• [PROBLEM TO SOLVE]:
Please quote the material exactly, every line of it.

Stored items from a collection:
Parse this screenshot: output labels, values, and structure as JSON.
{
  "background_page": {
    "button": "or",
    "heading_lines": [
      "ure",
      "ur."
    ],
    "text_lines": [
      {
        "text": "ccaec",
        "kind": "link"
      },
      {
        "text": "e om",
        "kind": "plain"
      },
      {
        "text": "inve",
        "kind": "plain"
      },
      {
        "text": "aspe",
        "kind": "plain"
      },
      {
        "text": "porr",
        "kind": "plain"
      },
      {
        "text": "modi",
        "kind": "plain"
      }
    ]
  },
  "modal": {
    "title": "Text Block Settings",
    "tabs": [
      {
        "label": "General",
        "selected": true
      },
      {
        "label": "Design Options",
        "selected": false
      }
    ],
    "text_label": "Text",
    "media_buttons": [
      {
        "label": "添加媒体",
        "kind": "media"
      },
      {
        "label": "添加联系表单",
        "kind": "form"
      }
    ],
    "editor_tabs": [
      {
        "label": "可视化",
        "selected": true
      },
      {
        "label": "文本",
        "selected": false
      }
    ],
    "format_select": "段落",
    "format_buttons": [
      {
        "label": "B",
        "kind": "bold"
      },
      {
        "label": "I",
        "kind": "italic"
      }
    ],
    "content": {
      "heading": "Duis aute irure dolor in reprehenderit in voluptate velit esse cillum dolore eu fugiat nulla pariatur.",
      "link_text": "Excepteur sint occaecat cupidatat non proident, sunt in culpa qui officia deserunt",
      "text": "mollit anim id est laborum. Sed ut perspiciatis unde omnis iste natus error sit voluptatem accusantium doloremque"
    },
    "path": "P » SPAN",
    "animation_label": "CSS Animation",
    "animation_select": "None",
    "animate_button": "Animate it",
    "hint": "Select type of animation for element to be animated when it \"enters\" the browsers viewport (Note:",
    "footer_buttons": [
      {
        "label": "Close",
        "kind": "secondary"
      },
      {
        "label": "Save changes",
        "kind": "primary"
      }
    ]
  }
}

• [TASK OUTPUT]:
Parse this screenshot: output labels, values, and structure as JSON.
{
  "background_page": {
    "button": "or",
    "heading_lines": [
      "ure",
      "ur."
    ],
    "text_lines": [
      {
        "text": "ccaec",
        "kind": "link"
      },
      {
        "text": "e om",
        "kind": "plain"
      },
      {
        "text": "inve",
        "kind": "plain"
      },
      {
        "text": "aspe",
        "kind": "plain"
      },
      {
        "text": "porr",
        "kind": "plain"
      },
      {
        "text": "modi",
        "kind": "plain"
      }
    ]
  },
  "modal": {
    "title": "Text Block Settings",
    "tabs": [
      {
        "label": "General",
        "selected": true
      },
      {
        "label": "Design Options",
        "selected": false
      }
    ],
    "text_label": "Text",
    "media_buttons": [
      {
        "label": "添加媒体",
        "kind": "media"
      },
      {
        "label": "添加联系表单",
        "kind": "form"
      }
    ],
    "editor_tabs": [
      {
        "label": "可视化",
        "selected": true
      },
      {
        "label": "文本",
        "selected": false
      }
    ],
    "format_select": "段落",
    "format_buttons": [
      {
        "label": "B",
        "kind": "bold"
      },
      {
        "label": "I",
        "kind": "italic"
      }
    ],
    "content": {
      "heading": "Duis aute irure dolor in reprehenderit in voluptate velit esse cillum dolore eu fugiat nulla pariatur.",
      "link_text": "Excepteur sint occaecat cupidatat non proident, sunt in culpa qui officia deserunt",
      "text": "mollit anim id est laborum. Sed ut perspiciatis unde omnis iste natus error sit voluptatem accusantium doloremque"
    },
    "path": "P » SPAN",
    "animation_label": "CSS Animation",
    "animation_select": "None",
    "animate_button": "Animate it",
    "hint": "Select type of animation for element to be animated when it \"enters\" the browsers viewport (Note:",
    "footer_buttons": [
      {
        "label": "Close",
        "kind": "secondary"
      },
      {
        "label": "Save changes",
        "kind": "primary"
      }
    ]
  }
}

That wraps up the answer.